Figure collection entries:
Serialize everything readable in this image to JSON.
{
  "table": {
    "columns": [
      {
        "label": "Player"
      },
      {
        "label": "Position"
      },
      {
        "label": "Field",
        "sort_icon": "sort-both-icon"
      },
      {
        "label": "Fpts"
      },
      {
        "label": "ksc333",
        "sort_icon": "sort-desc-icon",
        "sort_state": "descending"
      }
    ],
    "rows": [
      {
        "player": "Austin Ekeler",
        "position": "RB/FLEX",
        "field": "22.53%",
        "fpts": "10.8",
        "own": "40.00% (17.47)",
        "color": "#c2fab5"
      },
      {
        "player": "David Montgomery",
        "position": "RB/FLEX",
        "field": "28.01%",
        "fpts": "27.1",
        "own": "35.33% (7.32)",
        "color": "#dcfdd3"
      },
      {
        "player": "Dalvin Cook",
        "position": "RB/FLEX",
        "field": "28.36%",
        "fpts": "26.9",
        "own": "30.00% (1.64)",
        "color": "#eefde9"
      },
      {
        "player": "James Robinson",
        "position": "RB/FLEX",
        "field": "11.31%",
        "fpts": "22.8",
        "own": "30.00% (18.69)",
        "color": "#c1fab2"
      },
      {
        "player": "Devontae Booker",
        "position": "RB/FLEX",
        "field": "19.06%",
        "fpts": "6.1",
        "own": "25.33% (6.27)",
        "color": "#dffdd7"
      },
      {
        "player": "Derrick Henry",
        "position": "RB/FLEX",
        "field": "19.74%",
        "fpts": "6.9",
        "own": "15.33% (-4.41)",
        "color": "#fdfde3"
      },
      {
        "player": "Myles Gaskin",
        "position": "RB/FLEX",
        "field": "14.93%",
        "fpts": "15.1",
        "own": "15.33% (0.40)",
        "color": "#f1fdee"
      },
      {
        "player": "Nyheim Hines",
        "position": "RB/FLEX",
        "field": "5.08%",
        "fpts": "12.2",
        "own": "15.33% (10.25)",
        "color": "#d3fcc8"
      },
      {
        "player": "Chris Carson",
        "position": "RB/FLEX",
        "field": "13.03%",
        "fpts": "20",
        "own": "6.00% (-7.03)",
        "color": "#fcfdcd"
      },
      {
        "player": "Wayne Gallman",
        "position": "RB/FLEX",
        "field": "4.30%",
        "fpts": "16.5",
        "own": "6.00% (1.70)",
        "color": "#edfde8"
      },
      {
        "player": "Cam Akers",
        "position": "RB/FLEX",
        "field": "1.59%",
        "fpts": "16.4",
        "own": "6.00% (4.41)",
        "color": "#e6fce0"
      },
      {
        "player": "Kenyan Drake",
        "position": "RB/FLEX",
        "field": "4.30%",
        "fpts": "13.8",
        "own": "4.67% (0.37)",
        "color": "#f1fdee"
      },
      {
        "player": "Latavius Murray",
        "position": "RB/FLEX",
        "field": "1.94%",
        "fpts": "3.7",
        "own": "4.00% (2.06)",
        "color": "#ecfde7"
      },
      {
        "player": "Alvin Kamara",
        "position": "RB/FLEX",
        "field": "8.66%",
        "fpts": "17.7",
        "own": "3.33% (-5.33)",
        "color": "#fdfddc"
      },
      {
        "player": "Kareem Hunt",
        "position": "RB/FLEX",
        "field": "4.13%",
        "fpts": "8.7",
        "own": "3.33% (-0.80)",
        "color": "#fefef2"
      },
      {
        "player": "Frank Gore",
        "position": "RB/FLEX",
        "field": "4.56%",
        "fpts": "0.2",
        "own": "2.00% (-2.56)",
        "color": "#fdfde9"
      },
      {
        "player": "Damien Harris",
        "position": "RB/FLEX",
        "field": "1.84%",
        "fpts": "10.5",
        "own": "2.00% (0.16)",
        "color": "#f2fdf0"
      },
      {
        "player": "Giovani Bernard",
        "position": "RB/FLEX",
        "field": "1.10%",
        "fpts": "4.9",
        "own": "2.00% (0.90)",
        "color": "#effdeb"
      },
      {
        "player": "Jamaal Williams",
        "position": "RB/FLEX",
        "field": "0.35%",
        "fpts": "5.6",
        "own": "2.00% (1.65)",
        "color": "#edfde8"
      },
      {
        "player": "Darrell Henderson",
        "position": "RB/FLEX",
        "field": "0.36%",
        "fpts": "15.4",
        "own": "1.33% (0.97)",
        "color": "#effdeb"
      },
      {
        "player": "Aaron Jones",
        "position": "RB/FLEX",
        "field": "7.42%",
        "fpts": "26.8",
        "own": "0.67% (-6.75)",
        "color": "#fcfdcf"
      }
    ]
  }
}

**PROBLEM STATEMENT**. From the entries above, copy every line where the word "icon" shows up.

**ANSWER TO THE TASK**.
        "sort_icon": "sort-both-icon"
        "sort_icon": "sort-desc-icon",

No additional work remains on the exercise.